Begin

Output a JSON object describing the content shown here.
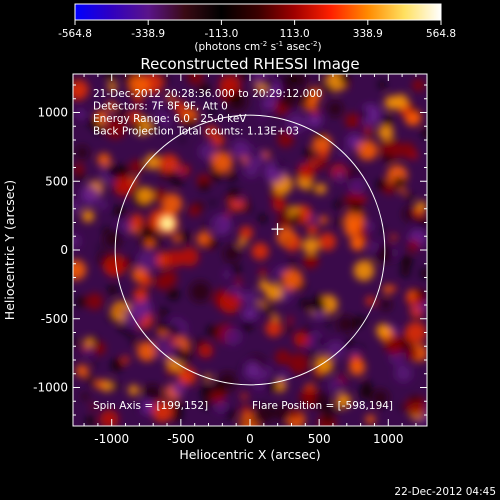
{
  "colorbar": {
    "ticks": [
      "-564.8",
      "-338.9",
      "-113.0",
      "113.0",
      "338.9",
      "564.8"
    ],
    "unit_base": "(photons cm",
    "unit_exp1": "-2",
    "unit_mid1": " s",
    "unit_exp2": "-1",
    "unit_mid2": " asec",
    "unit_exp3": "-2",
    "unit_end": ")",
    "colors": [
      "#0000ff",
      "#3000c0",
      "#5a148a",
      "#3a0a14",
      "#000000",
      "#3a0000",
      "#a00000",
      "#ff2000",
      "#ff8a00",
      "#ffe060",
      "#ffffff"
    ]
  },
  "plot": {
    "title": "Reconstructed RHESSI Image",
    "xlabel": "Heliocentric X (arcsec)",
    "ylabel": "Heliocentric Y (arcsec)",
    "x_ticks": [
      "-1000",
      "-500",
      "0",
      "500",
      "1000"
    ],
    "y_ticks": [
      "1000",
      "500",
      "0",
      "-500",
      "-1000"
    ],
    "xlim": [
      -1280,
      1280
    ],
    "ylim": [
      -1280,
      1280
    ],
    "info_lines": [
      "21-Dec-2012 20:28:36.000 to 20:29:12.000",
      "Detectors: 7F 8F 9F, Att 0",
      "Energy Range: 6.0 - 25.0 keV",
      "Back Projection    Total counts: 1.13E+03"
    ],
    "spin_axis": "Spin Axis = [199,152]",
    "flare_position": "Flare Position = [-598,194]",
    "disk_center": [
      0,
      0
    ],
    "disk_radius": 975,
    "crosshair": [
      199,
      152
    ]
  },
  "footer": {
    "timestamp": "22-Dec-2012 04:45"
  }
}
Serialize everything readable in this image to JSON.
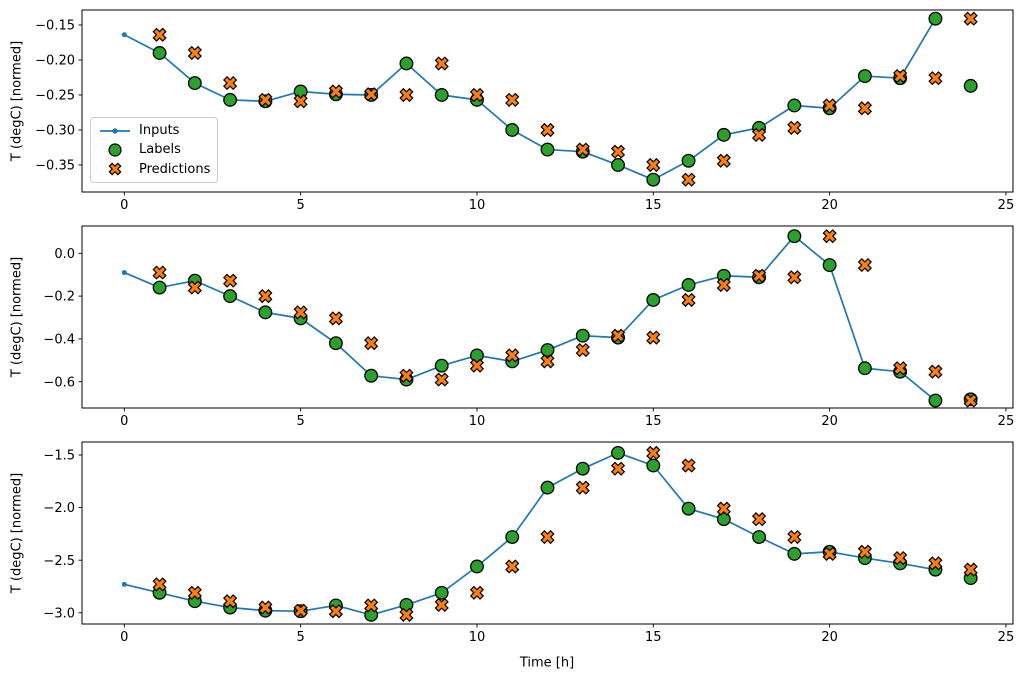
{
  "figure": {
    "background": "#ffffff",
    "ylabel": "T (degC) [normed]",
    "xlabel": "Time [h]",
    "axis_color": "#000000"
  },
  "legend": {
    "items": [
      {
        "label": "Inputs",
        "marker": "line-dot",
        "color": "#1f77b4",
        "edge": "#000000"
      },
      {
        "label": "Labels",
        "marker": "circle",
        "color": "#2ca02c",
        "edge": "#000000"
      },
      {
        "label": "Predictions",
        "marker": "x-cross",
        "color": "#ff7f0e",
        "edge": "#000000"
      }
    ]
  },
  "chart_data": [
    {
      "type": "line",
      "title": "",
      "ylabel": "T (degC) [normed]",
      "xlabel": "",
      "xlim": [
        -1.2,
        25.2
      ],
      "ylim": [
        -0.3886,
        -0.1286
      ],
      "xticks": [
        0,
        5,
        10,
        15,
        20,
        25
      ],
      "xtick_labels": [
        "0",
        "5",
        "10",
        "15",
        "20",
        "25"
      ],
      "yticks": [
        -0.15,
        -0.2,
        -0.25,
        -0.3,
        -0.35
      ],
      "ytick_labels": [
        "−0.15",
        "−0.20",
        "−0.25",
        "−0.30",
        "−0.35"
      ],
      "grid": false,
      "legend_position": "center left",
      "series": [
        {
          "name": "Inputs",
          "style": "line-dot",
          "color": "#1f77b4",
          "x": [
            0,
            1,
            2,
            3,
            4,
            5,
            6,
            7,
            8,
            9,
            10,
            11,
            12,
            13,
            14,
            15,
            16,
            17,
            18,
            19,
            20,
            21,
            22,
            23
          ],
          "y": [
            -0.164,
            -0.19,
            -0.233,
            -0.257,
            -0.259,
            -0.245,
            -0.249,
            -0.25,
            -0.205,
            -0.25,
            -0.257,
            -0.3,
            -0.328,
            -0.331,
            -0.35,
            -0.371,
            -0.344,
            -0.307,
            -0.297,
            -0.265,
            -0.269,
            -0.223,
            -0.226,
            -0.141
          ]
        },
        {
          "name": "Labels",
          "style": "scatter-circle",
          "color": "#2ca02c",
          "edge": "#000000",
          "x": [
            1,
            2,
            3,
            4,
            5,
            6,
            7,
            8,
            9,
            10,
            11,
            12,
            13,
            14,
            15,
            16,
            17,
            18,
            19,
            20,
            21,
            22,
            23,
            24
          ],
          "y": [
            -0.19,
            -0.233,
            -0.257,
            -0.259,
            -0.245,
            -0.249,
            -0.25,
            -0.205,
            -0.25,
            -0.257,
            -0.3,
            -0.328,
            -0.331,
            -0.35,
            -0.371,
            -0.344,
            -0.307,
            -0.297,
            -0.265,
            -0.269,
            -0.223,
            -0.226,
            -0.141,
            -0.237
          ]
        },
        {
          "name": "Predictions",
          "style": "scatter-x",
          "color": "#ff7f0e",
          "edge": "#000000",
          "x": [
            1,
            2,
            3,
            4,
            5,
            6,
            7,
            8,
            9,
            10,
            11,
            12,
            13,
            14,
            15,
            16,
            17,
            18,
            19,
            20,
            21,
            22,
            23,
            24
          ],
          "y": [
            -0.164,
            -0.19,
            -0.233,
            -0.257,
            -0.259,
            -0.245,
            -0.249,
            -0.25,
            -0.205,
            -0.25,
            -0.257,
            -0.3,
            -0.328,
            -0.331,
            -0.35,
            -0.371,
            -0.344,
            -0.307,
            -0.297,
            -0.265,
            -0.269,
            -0.223,
            -0.226,
            -0.141
          ]
        }
      ]
    },
    {
      "type": "line",
      "title": "",
      "ylabel": "T (degC) [normed]",
      "xlabel": "",
      "xlim": [
        -1.2,
        25.2
      ],
      "ylim": [
        -0.7228,
        0.1276
      ],
      "xticks": [
        0,
        5,
        10,
        15,
        20,
        25
      ],
      "xtick_labels": [
        "0",
        "5",
        "10",
        "15",
        "20",
        "25"
      ],
      "yticks": [
        0.0,
        -0.2,
        -0.4,
        -0.6
      ],
      "ytick_labels": [
        "0.0",
        "−0.2",
        "−0.4",
        "−0.6"
      ],
      "grid": false,
      "legend_position": "none",
      "series": [
        {
          "name": "Inputs",
          "style": "line-dot",
          "color": "#1f77b4",
          "x": [
            0,
            1,
            2,
            3,
            4,
            5,
            6,
            7,
            8,
            9,
            10,
            11,
            12,
            13,
            14,
            15,
            16,
            17,
            18,
            19,
            20,
            21,
            22,
            23
          ],
          "y": [
            -0.09,
            -0.16,
            -0.128,
            -0.2,
            -0.276,
            -0.304,
            -0.42,
            -0.572,
            -0.59,
            -0.525,
            -0.477,
            -0.505,
            -0.452,
            -0.385,
            -0.394,
            -0.218,
            -0.148,
            -0.105,
            -0.112,
            0.08,
            -0.055,
            -0.537,
            -0.553,
            -0.688
          ]
        },
        {
          "name": "Labels",
          "style": "scatter-circle",
          "color": "#2ca02c",
          "edge": "#000000",
          "x": [
            1,
            2,
            3,
            4,
            5,
            6,
            7,
            8,
            9,
            10,
            11,
            12,
            13,
            14,
            15,
            16,
            17,
            18,
            19,
            20,
            21,
            22,
            23,
            24
          ],
          "y": [
            -0.16,
            -0.128,
            -0.2,
            -0.276,
            -0.304,
            -0.42,
            -0.572,
            -0.59,
            -0.525,
            -0.477,
            -0.505,
            -0.452,
            -0.385,
            -0.394,
            -0.218,
            -0.148,
            -0.105,
            -0.112,
            0.08,
            -0.055,
            -0.537,
            -0.553,
            -0.688,
            -0.682
          ]
        },
        {
          "name": "Predictions",
          "style": "scatter-x",
          "color": "#ff7f0e",
          "edge": "#000000",
          "x": [
            1,
            2,
            3,
            4,
            5,
            6,
            7,
            8,
            9,
            10,
            11,
            12,
            13,
            14,
            15,
            16,
            17,
            18,
            19,
            20,
            21,
            22,
            23,
            24
          ],
          "y": [
            -0.09,
            -0.16,
            -0.128,
            -0.2,
            -0.276,
            -0.304,
            -0.42,
            -0.572,
            -0.59,
            -0.525,
            -0.477,
            -0.505,
            -0.452,
            -0.385,
            -0.394,
            -0.218,
            -0.148,
            -0.105,
            -0.112,
            0.08,
            -0.055,
            -0.537,
            -0.553,
            -0.688
          ]
        }
      ]
    },
    {
      "type": "line",
      "title": "",
      "ylabel": "T (degC) [normed]",
      "xlabel": "Time [h]",
      "xlim": [
        -1.2,
        25.2
      ],
      "ylim": [
        -3.1066,
        -1.3764
      ],
      "xticks": [
        0,
        5,
        10,
        15,
        20,
        25
      ],
      "xtick_labels": [
        "0",
        "5",
        "10",
        "15",
        "20",
        "25"
      ],
      "yticks": [
        -1.5,
        -2.0,
        -2.5,
        -3.0
      ],
      "ytick_labels": [
        "−1.5",
        "−2.0",
        "−2.5",
        "−3.0"
      ],
      "grid": false,
      "legend_position": "none",
      "series": [
        {
          "name": "Inputs",
          "style": "line-dot",
          "color": "#1f77b4",
          "x": [
            0,
            1,
            2,
            3,
            4,
            5,
            6,
            7,
            8,
            9,
            10,
            11,
            12,
            13,
            14,
            15,
            16,
            17,
            18,
            19,
            20,
            21,
            22,
            23
          ],
          "y": [
            -2.73,
            -2.81,
            -2.89,
            -2.95,
            -2.98,
            -2.985,
            -2.93,
            -3.02,
            -2.925,
            -2.81,
            -2.56,
            -2.28,
            -1.81,
            -1.63,
            -1.48,
            -1.6,
            -2.01,
            -2.11,
            -2.28,
            -2.44,
            -2.42,
            -2.48,
            -2.53,
            -2.59
          ]
        },
        {
          "name": "Labels",
          "style": "scatter-circle",
          "color": "#2ca02c",
          "edge": "#000000",
          "x": [
            1,
            2,
            3,
            4,
            5,
            6,
            7,
            8,
            9,
            10,
            11,
            12,
            13,
            14,
            15,
            16,
            17,
            18,
            19,
            20,
            21,
            22,
            23,
            24
          ],
          "y": [
            -2.81,
            -2.89,
            -2.95,
            -2.98,
            -2.985,
            -2.93,
            -3.02,
            -2.925,
            -2.81,
            -2.56,
            -2.28,
            -1.81,
            -1.63,
            -1.48,
            -1.6,
            -2.01,
            -2.11,
            -2.28,
            -2.44,
            -2.42,
            -2.48,
            -2.53,
            -2.59,
            -2.67
          ]
        },
        {
          "name": "Predictions",
          "style": "scatter-x",
          "color": "#ff7f0e",
          "edge": "#000000",
          "x": [
            1,
            2,
            3,
            4,
            5,
            6,
            7,
            8,
            9,
            10,
            11,
            12,
            13,
            14,
            15,
            16,
            17,
            18,
            19,
            20,
            21,
            22,
            23,
            24
          ],
          "y": [
            -2.73,
            -2.81,
            -2.89,
            -2.95,
            -2.98,
            -2.985,
            -2.93,
            -3.02,
            -2.925,
            -2.81,
            -2.56,
            -2.28,
            -1.81,
            -1.63,
            -1.48,
            -1.6,
            -2.01,
            -2.11,
            -2.28,
            -2.44,
            -2.42,
            -2.48,
            -2.53,
            -2.59
          ]
        }
      ]
    }
  ]
}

End

▶ Directions for this task: Pull out every line holding "Heliocentric" from the records above, and copy it.

▶ Output for this exercise:
    "xlabel": "Heliocentric X (arcsec)",
    "ylabel": "Heliocentric Y (arcsec)",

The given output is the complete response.